• **Input records**
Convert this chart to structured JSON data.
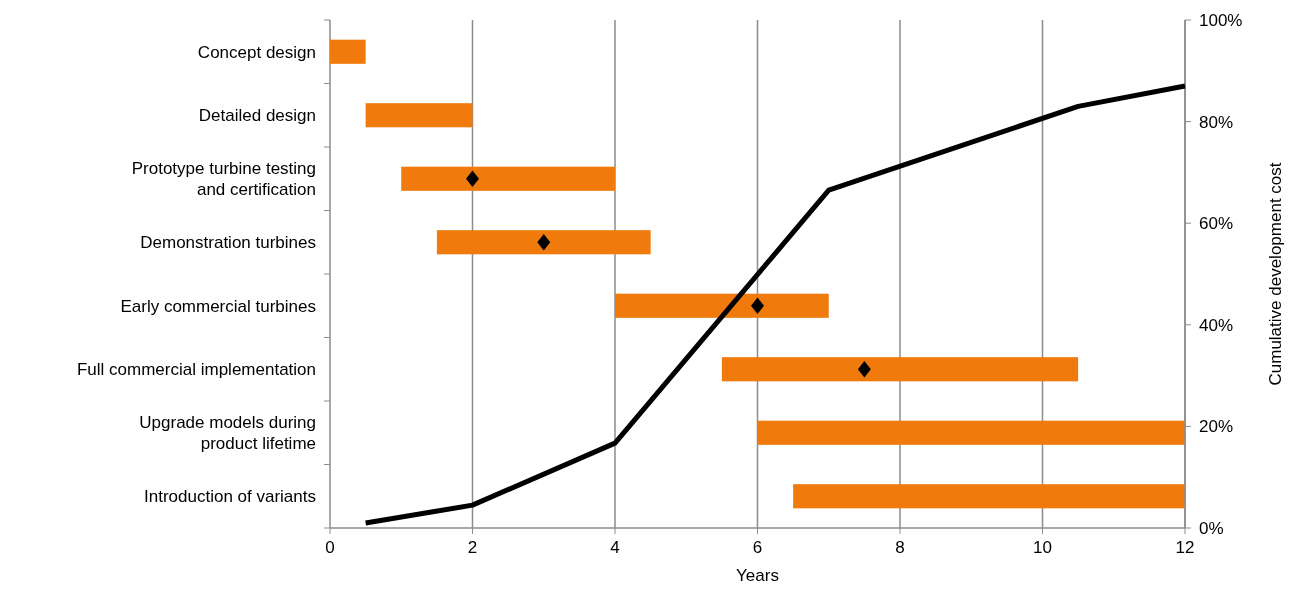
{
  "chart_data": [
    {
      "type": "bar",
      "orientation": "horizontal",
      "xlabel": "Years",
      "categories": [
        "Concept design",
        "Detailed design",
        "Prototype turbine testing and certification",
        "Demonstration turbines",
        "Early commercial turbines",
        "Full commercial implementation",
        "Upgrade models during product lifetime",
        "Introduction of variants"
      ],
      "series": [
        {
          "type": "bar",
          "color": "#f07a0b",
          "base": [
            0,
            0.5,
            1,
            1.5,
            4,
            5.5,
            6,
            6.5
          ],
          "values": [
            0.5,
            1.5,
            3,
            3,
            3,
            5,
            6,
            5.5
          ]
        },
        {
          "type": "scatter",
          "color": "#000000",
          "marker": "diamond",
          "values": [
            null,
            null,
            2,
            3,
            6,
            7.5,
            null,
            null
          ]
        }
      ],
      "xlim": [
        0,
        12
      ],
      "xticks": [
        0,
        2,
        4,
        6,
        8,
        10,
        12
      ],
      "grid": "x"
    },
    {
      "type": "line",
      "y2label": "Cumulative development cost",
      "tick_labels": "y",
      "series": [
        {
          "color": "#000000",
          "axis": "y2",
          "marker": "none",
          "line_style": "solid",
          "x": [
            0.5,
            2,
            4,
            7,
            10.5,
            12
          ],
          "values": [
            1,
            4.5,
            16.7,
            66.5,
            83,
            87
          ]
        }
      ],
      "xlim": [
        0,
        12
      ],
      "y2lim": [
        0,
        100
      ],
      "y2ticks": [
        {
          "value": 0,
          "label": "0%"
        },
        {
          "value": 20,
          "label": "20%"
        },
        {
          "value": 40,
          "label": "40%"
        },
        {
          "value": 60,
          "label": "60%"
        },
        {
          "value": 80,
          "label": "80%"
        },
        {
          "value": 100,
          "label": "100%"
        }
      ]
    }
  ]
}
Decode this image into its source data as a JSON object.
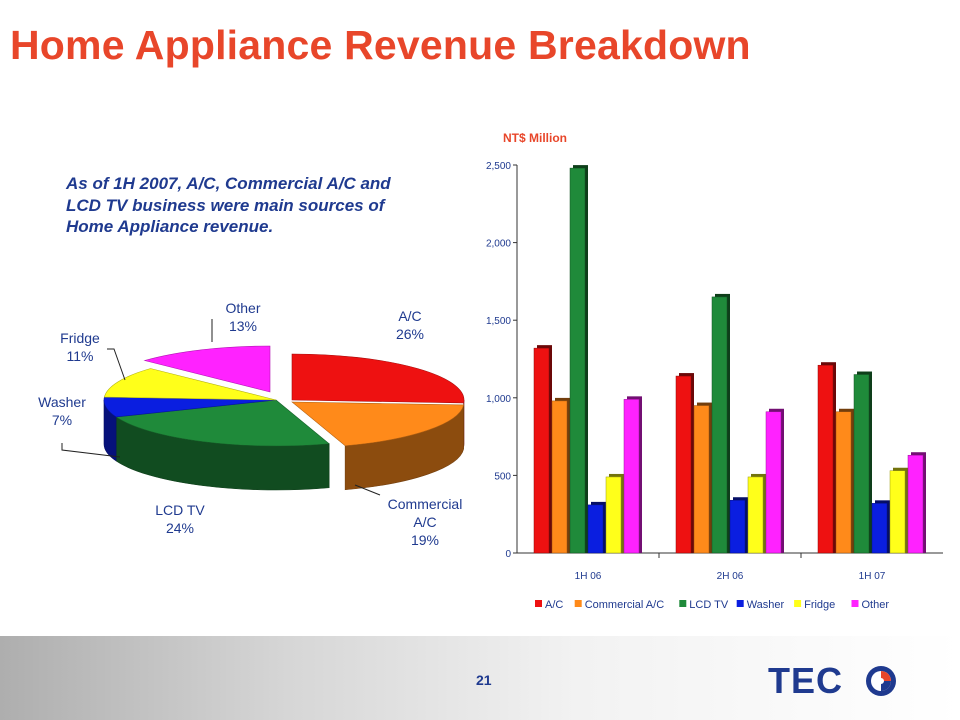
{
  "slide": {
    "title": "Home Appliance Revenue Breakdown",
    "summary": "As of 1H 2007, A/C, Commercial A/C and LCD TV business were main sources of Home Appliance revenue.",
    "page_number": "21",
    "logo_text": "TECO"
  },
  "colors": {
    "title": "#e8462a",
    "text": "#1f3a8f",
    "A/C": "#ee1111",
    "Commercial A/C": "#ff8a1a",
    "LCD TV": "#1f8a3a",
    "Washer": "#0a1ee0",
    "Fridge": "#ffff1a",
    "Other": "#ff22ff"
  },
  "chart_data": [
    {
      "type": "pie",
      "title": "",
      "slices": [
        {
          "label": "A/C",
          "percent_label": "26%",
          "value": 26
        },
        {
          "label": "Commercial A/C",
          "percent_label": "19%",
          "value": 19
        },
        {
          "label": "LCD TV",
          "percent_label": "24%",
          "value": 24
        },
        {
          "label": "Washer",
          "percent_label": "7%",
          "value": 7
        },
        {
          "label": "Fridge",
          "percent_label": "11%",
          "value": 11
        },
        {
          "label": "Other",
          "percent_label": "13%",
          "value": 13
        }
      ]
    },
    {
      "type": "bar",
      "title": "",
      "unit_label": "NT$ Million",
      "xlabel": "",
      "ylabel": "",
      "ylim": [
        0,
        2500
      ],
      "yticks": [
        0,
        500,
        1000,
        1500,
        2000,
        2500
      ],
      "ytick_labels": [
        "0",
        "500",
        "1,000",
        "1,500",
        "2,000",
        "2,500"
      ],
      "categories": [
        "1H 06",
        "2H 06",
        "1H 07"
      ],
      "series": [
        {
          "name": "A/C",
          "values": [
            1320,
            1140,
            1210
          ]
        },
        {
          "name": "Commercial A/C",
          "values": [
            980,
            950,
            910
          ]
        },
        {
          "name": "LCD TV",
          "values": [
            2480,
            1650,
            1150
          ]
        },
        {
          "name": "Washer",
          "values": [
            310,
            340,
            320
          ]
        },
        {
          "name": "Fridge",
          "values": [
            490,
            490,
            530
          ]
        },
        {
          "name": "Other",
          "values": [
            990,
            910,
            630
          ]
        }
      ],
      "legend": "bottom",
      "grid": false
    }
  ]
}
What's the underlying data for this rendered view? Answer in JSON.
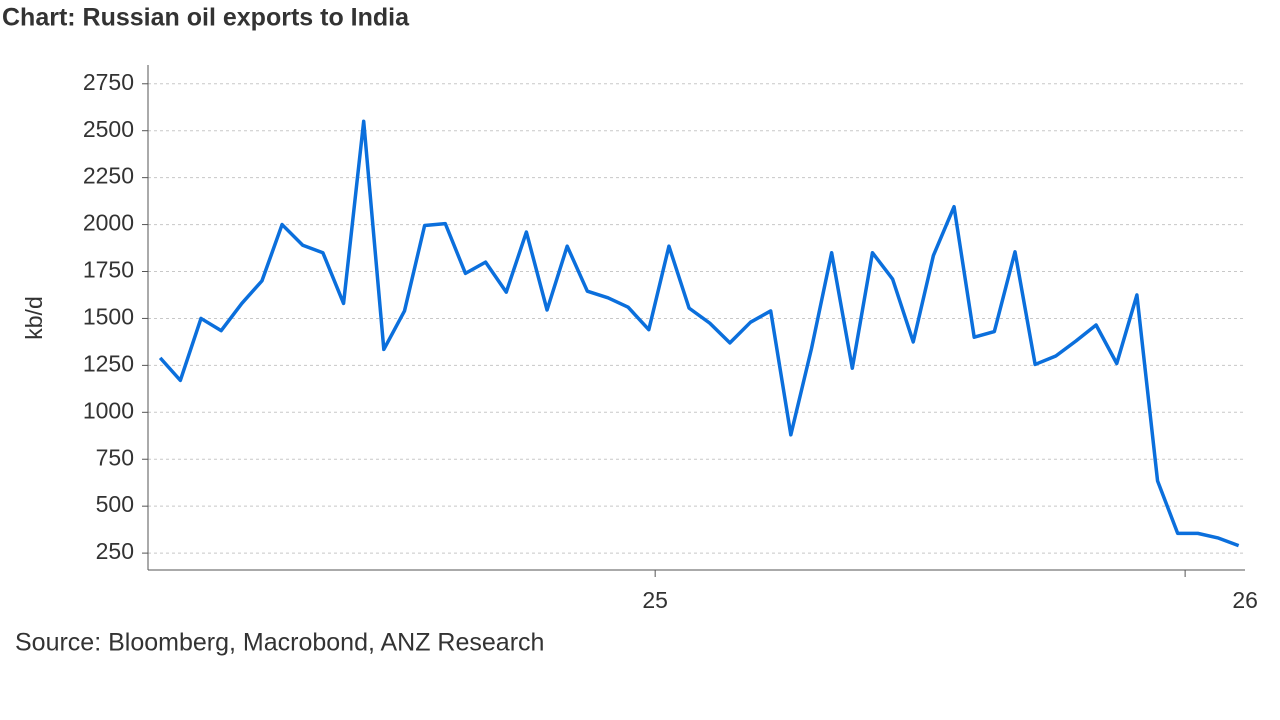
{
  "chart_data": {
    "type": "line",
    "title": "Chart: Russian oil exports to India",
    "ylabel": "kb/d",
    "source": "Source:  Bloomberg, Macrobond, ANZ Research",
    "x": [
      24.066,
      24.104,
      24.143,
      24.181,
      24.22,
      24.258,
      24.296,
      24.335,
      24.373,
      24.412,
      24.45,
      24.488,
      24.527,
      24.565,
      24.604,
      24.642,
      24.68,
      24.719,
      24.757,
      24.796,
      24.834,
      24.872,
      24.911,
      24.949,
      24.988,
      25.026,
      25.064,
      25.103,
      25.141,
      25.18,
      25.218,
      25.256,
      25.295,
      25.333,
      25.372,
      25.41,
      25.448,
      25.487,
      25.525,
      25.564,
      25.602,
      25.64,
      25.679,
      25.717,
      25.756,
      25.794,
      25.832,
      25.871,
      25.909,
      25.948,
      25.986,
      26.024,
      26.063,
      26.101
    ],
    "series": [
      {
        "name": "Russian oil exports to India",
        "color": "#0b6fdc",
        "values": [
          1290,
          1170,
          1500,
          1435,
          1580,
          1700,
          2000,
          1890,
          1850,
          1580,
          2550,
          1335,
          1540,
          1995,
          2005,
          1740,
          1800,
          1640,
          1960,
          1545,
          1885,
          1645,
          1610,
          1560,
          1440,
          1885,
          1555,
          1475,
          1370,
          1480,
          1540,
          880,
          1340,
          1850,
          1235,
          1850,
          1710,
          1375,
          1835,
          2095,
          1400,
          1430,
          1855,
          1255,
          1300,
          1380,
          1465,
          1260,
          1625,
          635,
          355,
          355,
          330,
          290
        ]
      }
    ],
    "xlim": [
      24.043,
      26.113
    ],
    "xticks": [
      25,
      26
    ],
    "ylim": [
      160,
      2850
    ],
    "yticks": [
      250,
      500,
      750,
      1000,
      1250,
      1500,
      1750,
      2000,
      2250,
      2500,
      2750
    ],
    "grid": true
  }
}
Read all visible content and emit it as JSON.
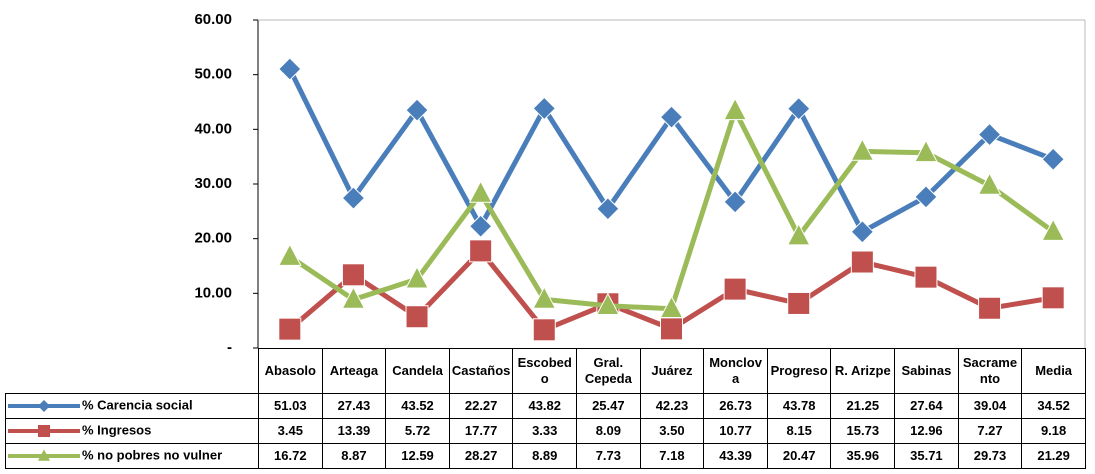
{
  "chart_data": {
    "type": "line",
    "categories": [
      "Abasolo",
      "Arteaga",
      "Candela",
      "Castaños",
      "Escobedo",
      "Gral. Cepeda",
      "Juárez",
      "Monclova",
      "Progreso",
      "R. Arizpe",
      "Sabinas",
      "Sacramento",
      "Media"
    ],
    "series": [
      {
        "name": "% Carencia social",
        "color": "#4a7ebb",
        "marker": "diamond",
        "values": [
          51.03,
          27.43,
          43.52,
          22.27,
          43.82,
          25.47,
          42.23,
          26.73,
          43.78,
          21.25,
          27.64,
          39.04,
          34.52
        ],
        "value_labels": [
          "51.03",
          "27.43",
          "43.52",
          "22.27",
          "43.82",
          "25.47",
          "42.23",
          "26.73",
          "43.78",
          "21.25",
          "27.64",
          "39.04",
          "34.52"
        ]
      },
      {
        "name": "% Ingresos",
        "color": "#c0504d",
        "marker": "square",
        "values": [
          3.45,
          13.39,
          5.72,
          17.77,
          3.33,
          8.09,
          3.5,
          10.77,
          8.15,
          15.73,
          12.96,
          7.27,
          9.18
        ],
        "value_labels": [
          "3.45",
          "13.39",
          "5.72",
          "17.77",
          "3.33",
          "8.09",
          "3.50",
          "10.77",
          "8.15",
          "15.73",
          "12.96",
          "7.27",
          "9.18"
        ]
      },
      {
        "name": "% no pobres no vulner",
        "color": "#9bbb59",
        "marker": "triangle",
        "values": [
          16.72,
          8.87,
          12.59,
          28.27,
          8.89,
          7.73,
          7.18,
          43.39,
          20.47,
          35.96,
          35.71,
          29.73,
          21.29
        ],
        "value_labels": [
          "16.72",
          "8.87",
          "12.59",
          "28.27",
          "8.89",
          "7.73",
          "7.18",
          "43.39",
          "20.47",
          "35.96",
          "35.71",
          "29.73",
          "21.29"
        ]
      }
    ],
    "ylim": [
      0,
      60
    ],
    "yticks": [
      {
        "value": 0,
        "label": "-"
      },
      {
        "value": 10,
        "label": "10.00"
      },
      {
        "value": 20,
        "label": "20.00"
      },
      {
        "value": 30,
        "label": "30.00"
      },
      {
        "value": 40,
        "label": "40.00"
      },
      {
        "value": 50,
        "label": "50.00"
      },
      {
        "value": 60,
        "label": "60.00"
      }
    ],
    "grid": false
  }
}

• **Exercise**
Among the lines of the data above, determine how many contain the word "Home". Report the number alone.

• **Completed exercise**
2